| REQUIREMENTS |
Take the records underneath and set them down exactly.

[Entries taken from a collection]
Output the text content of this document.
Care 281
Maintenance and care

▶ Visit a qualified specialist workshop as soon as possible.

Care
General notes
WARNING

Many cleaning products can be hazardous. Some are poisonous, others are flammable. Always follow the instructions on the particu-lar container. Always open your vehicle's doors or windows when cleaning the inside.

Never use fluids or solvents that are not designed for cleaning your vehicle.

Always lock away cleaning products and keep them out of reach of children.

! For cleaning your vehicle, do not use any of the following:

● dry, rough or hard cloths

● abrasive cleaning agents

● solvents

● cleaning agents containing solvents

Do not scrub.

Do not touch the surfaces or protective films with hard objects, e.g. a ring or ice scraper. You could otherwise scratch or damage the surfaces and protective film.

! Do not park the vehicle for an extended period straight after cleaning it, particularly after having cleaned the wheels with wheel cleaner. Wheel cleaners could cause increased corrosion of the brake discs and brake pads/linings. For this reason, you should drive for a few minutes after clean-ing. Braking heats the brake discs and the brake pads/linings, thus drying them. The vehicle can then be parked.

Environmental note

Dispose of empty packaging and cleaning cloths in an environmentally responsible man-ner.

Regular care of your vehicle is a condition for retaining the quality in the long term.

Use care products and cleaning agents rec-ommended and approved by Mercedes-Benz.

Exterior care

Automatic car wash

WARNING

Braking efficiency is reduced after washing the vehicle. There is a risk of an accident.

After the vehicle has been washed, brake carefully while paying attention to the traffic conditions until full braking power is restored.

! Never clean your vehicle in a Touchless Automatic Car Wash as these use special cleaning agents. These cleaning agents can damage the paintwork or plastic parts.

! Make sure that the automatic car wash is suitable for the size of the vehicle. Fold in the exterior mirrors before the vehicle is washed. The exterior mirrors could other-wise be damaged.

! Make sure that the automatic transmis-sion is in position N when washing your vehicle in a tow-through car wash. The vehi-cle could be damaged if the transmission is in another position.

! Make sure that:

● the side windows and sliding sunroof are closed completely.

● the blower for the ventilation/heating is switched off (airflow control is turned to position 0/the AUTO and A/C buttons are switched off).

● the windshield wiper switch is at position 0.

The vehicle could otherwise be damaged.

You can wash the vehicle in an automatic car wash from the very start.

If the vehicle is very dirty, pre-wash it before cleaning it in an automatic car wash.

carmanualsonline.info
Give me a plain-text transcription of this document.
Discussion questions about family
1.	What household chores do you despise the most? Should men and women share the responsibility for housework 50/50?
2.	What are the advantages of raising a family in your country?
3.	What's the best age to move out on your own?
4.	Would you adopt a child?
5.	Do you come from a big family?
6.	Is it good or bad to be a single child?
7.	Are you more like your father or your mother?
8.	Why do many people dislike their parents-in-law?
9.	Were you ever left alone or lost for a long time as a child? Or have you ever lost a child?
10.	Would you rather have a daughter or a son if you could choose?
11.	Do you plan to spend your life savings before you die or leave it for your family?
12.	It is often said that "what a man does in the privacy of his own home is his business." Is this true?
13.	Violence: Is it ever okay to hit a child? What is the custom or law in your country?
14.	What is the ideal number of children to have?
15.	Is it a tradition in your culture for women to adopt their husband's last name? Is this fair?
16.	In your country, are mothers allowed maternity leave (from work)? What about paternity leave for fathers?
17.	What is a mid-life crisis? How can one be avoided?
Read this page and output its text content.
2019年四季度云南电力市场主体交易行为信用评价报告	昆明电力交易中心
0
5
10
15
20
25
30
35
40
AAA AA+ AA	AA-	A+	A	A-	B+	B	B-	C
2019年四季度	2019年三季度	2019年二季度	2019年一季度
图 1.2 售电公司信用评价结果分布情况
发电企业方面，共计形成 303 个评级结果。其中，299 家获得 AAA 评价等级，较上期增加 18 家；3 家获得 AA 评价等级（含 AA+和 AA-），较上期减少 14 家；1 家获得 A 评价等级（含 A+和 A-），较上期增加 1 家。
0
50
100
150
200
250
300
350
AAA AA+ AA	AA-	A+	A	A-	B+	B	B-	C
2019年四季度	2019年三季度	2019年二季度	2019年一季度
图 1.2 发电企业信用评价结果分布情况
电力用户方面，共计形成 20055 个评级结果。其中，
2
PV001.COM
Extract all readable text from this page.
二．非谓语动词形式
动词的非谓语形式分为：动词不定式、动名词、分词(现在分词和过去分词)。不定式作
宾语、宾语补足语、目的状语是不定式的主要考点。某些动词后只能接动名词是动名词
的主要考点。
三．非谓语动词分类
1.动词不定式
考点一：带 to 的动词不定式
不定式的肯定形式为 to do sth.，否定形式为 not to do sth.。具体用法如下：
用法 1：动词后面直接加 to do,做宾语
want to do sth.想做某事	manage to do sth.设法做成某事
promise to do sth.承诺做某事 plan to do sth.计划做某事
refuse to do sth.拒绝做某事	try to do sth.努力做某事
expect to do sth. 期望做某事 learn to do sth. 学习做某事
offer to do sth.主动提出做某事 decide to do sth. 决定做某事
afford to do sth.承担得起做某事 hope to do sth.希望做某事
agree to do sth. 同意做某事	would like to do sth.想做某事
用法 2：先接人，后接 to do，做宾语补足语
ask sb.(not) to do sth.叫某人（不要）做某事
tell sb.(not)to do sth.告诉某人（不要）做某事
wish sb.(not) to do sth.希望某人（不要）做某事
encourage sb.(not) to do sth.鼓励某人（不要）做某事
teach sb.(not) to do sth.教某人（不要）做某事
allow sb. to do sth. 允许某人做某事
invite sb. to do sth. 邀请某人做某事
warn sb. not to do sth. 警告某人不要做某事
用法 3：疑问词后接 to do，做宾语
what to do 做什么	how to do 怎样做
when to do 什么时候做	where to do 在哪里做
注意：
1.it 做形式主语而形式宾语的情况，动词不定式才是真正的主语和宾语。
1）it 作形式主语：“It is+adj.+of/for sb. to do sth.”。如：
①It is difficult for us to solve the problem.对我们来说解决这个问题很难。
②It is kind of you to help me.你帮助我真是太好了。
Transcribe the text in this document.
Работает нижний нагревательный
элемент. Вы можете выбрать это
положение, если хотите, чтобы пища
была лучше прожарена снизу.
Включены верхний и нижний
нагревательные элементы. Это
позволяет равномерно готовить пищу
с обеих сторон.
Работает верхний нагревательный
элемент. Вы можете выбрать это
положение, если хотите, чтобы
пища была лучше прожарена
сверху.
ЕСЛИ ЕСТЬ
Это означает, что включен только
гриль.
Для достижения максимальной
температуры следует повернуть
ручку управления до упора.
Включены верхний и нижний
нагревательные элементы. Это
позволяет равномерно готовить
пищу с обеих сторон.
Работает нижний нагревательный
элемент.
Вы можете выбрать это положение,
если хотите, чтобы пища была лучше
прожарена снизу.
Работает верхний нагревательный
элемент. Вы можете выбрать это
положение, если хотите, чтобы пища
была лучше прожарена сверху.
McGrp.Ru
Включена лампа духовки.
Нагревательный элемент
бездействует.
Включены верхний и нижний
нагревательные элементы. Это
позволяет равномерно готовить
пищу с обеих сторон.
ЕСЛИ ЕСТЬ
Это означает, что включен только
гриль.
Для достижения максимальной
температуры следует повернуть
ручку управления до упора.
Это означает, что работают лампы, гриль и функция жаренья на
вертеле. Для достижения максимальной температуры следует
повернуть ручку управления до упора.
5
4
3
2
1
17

| REPLY |
Output the text content of this document.
Care 281
Maintenance and care

▶ Visit a qualified specialist workshop as soon as possible.

Care
General notes
WARNING

Many cleaning products can be hazardous. Some are poisonous, others are flammable. Always follow the instructions on the particu-lar container. Always open your vehicle's doors or windows when cleaning the inside.

Never use fluids or solvents that are not designed for cleaning your vehicle.

Always lock away cleaning products and keep them out of reach of children.

! For cleaning your vehicle, do not use any of the following:

● dry, rough or hard cloths

● abrasive cleaning agents

● solvents

● cleaning agents containing solvents

Do not scrub.

Do not touch the surfaces or protective films with hard objects, e.g. a ring or ice scraper. You could otherwise scratch or damage the surfaces and protective film.

! Do not park the vehicle for an extended period straight after cleaning it, particularly after having cleaned the wheels with wheel cleaner. Wheel cleaners could cause increased corrosion of the brake discs and brake pads/linings. For this reason, you should drive for a few minutes after clean-ing. Braking heats the brake discs and the brake pads/linings, thus drying them. The vehicle can then be parked.

Environmental note

Dispose of empty packaging and cleaning cloths in an environmentally responsible man-ner.

Regular care of your vehicle is a condition for retaining the quality in the long term.

Use care products and cleaning agents rec-ommended and approved by Mercedes-Benz.

Exterior care

Automatic car wash

WARNING

Braking efficiency is reduced after washing the vehicle. There is a risk of an accident.

After the vehicle has been washed, brake carefully while paying attention to the traffic conditions until full braking power is restored.

! Never clean your vehicle in a Touchless Automatic Car Wash as these use special cleaning agents. These cleaning agents can damage the paintwork or plastic parts.

! Make sure that the automatic car wash is suitable for the size of the vehicle. Fold in the exterior mirrors before the vehicle is washed. The exterior mirrors could other-wise be damaged.

! Make sure that the automatic transmis-sion is in position N when washing your vehicle in a tow-through car wash. The vehi-cle could be damaged if the transmission is in another position.

! Make sure that:

● the side windows and sliding sunroof are closed completely.

● the blower for the ventilation/heating is switched off (airflow control is turned to position 0/the AUTO and A/C buttons are switched off).

● the windshield wiper switch is at position 0.

The vehicle could otherwise be damaged.

You can wash the vehicle in an automatic car wash from the very start.

If the vehicle is very dirty, pre-wash it before cleaning it in an automatic car wash.

carmanualsonline.info
Give me a plain-text transcription of this document.
Discussion questions about family
1.	What household chores do you despise the most? Should men and women share the responsibility for housework 50/50?
2.	What are the advantages of raising a family in your country?
3.	What's the best age to move out on your own?
4.	Would you adopt a child?
5.	Do you come from a big family?
6.	Is it good or bad to be a single child?
7.	Are you more like your father or your mother?
8.	Why do many people dislike their parents-in-law?
9.	Were you ever left alone or lost for a long time as a child? Or have you ever lost a child?
10.	Would you rather have a daughter or a son if you could choose?
11.	Do you plan to spend your life savings before you die or leave it for your family?
12.	It is often said that "what a man does in the privacy of his own home is his business." Is this true?
13.	Violence: Is it ever okay to hit a child? What is the custom or law in your country?
14.	What is the ideal number of children to have?
15.	Is it a tradition in your culture for women to adopt their husband's last name? Is this fair?
16.	In your country, are mothers allowed maternity leave (from work)? What about paternity leave for fathers?
17.	What is a mid-life crisis? How can one be avoided?
Read this page and output its text content.
2019年四季度云南电力市场主体交易行为信用评价报告	昆明电力交易中心
0
5
10
15
20
25
30
35
40
AAA AA+ AA	AA-	A+	A	A-	B+	B	B-	C
2019年四季度	2019年三季度	2019年二季度	2019年一季度
图 1.2 售电公司信用评价结果分布情况
发电企业方面，共计形成 303 个评级结果。其中，299 家获得 AAA 评价等级，较上期增加 18 家；3 家获得 AA 评价等级（含 AA+和 AA-），较上期减少 14 家；1 家获得 A 评价等级（含 A+和 A-），较上期增加 1 家。
0
50
100
150
200
250
300
350
AAA AA+ AA	AA-	A+	A	A-	B+	B	B-	C
2019年四季度	2019年三季度	2019年二季度	2019年一季度
图 1.2 发电企业信用评价结果分布情况
电力用户方面，共计形成 20055 个评级结果。其中，
2
PV001.COM
Extract all readable text from this page.
二．非谓语动词形式
动词的非谓语形式分为：动词不定式、动名词、分词(现在分词和过去分词)。不定式作
宾语、宾语补足语、目的状语是不定式的主要考点。某些动词后只能接动名词是动名词
的主要考点。
三．非谓语动词分类
1.动词不定式
考点一：带 to 的动词不定式
不定式的肯定形式为 to do sth.，否定形式为 not to do sth.。具体用法如下：
用法 1：动词后面直接加 to do,做宾语
want to do sth.想做某事	manage to do sth.设法做成某事
promise to do sth.承诺做某事 plan to do sth.计划做某事
refuse to do sth.拒绝做某事	try to do sth.努力做某事
expect to do sth. 期望做某事 learn to do sth. 学习做某事
offer to do sth.主动提出做某事 decide to do sth. 决定做某事
afford to do sth.承担得起做某事 hope to do sth.希望做某事
agree to do sth. 同意做某事	would like to do sth.想做某事
用法 2：先接人，后接 to do，做宾语补足语
ask sb.(not) to do sth.叫某人（不要）做某事
tell sb.(not)to do sth.告诉某人（不要）做某事
wish sb.(not) to do sth.希望某人（不要）做某事
encourage sb.(not) to do sth.鼓励某人（不要）做某事
teach sb.(not) to do sth.教某人（不要）做某事
allow sb. to do sth. 允许某人做某事
invite sb. to do sth. 邀请某人做某事
warn sb. not to do sth. 警告某人不要做某事
用法 3：疑问词后接 to do，做宾语
what to do 做什么	how to do 怎样做
when to do 什么时候做	where to do 在哪里做
注意：
1.it 做形式主语而形式宾语的情况，动词不定式才是真正的主语和宾语。
1）it 作形式主语：“It is+adj.+of/for sb. to do sth.”。如：
①It is difficult for us to solve the problem.对我们来说解决这个问题很难。
②It is kind of you to help me.你帮助我真是太好了。
Transcribe the text in this document.
Работает нижний нагревательный
элемент. Вы можете выбрать это
положение, если хотите, чтобы пища
была лучше прожарена снизу.
Включены верхний и нижний
нагревательные элементы. Это
позволяет равномерно готовить пищу
с обеих сторон.
Работает верхний нагревательный
элемент. Вы можете выбрать это
положение, если хотите, чтобы
пища была лучше прожарена
сверху.
ЕСЛИ ЕСТЬ
Это означает, что включен только
гриль.
Для достижения максимальной
температуры следует повернуть
ручку управления до упора.
Включены верхний и нижний
нагревательные элементы. Это
позволяет равномерно готовить
пищу с обеих сторон.
Работает нижний нагревательный
элемент.
Вы можете выбрать это положение,
если хотите, чтобы пища была лучше
прожарена снизу.
Работает верхний нагревательный
элемент. Вы можете выбрать это
положение, если хотите, чтобы пища
была лучше прожарена сверху.
McGrp.Ru
Включена лампа духовки.
Нагревательный элемент
бездействует.
Включены верхний и нижний
нагревательные элементы. Это
позволяет равномерно готовить
пищу с обеих сторон.
ЕСЛИ ЕСТЬ
Это означает, что включен только
гриль.
Для достижения максимальной
температуры следует повернуть
ручку управления до упора.
Это означает, что работают лампы, гриль и функция жаренья на
вертеле. Для достижения максимальной температуры следует
повернуть ручку управления до упора.
5
4
3
2
1
17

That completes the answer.